Start of RECORD EXCERPTS
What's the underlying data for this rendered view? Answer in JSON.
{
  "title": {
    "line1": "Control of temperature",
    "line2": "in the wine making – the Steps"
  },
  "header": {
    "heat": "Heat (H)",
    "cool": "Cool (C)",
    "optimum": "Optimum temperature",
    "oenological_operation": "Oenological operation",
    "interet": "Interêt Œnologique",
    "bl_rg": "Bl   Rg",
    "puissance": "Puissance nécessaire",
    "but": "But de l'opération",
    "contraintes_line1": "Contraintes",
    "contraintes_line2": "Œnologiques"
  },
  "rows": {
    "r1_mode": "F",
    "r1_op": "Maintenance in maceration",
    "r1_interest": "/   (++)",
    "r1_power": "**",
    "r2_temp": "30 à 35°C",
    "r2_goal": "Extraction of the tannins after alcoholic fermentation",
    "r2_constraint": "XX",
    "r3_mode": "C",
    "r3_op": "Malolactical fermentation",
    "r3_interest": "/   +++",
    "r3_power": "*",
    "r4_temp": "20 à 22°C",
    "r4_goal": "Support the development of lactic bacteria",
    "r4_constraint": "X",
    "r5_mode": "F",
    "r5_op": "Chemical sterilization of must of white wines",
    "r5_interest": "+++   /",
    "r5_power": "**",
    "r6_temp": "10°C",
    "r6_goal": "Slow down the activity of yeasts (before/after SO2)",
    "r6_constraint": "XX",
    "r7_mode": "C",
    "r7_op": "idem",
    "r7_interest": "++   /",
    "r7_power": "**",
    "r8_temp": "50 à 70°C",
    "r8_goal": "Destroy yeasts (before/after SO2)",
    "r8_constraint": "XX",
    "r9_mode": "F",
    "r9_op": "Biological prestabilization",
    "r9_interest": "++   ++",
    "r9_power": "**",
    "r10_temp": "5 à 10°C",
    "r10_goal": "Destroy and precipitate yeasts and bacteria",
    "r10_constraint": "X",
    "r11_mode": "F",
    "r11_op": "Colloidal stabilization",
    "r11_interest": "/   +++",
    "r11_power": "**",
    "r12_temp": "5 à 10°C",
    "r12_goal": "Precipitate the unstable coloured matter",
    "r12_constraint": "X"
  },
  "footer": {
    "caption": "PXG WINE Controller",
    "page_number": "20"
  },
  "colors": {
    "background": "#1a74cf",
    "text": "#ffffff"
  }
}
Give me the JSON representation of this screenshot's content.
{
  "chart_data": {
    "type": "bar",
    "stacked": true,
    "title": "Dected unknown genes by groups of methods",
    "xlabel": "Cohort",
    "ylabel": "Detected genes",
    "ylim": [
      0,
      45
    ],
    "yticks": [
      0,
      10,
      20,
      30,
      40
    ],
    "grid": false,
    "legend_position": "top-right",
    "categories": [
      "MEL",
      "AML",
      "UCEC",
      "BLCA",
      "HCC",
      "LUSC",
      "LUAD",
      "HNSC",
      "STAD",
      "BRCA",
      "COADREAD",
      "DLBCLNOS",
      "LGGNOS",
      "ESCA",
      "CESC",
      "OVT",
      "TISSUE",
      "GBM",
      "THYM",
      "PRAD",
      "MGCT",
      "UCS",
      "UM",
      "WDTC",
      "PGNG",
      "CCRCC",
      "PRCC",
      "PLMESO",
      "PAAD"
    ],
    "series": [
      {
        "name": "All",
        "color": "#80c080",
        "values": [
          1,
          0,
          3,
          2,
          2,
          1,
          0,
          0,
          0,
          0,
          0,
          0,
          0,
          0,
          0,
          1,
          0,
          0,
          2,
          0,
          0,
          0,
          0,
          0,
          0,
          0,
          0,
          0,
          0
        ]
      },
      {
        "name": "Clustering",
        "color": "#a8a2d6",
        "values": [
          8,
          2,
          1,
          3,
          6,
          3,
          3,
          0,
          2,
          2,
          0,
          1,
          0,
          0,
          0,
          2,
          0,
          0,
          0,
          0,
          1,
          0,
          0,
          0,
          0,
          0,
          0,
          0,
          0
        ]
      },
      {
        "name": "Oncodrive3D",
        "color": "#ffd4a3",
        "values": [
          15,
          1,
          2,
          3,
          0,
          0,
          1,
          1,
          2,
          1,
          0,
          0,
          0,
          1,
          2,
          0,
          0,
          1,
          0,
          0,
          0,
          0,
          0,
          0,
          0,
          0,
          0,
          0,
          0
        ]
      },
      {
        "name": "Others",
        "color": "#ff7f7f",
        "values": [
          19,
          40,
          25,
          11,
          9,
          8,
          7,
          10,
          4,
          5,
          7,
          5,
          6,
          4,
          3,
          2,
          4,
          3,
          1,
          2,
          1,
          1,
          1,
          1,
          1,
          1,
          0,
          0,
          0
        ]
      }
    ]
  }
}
End of RECORD EXCERPTS
TASK OBJECTIVE: Above are the records; copy each line from them that includes the string "bacteria".

EXERCISE ANSWER:
    "r4_goal": "Support the development of lactic bacteria",
    "r10_goal": "Destroy and precipitate yeasts and bacteria",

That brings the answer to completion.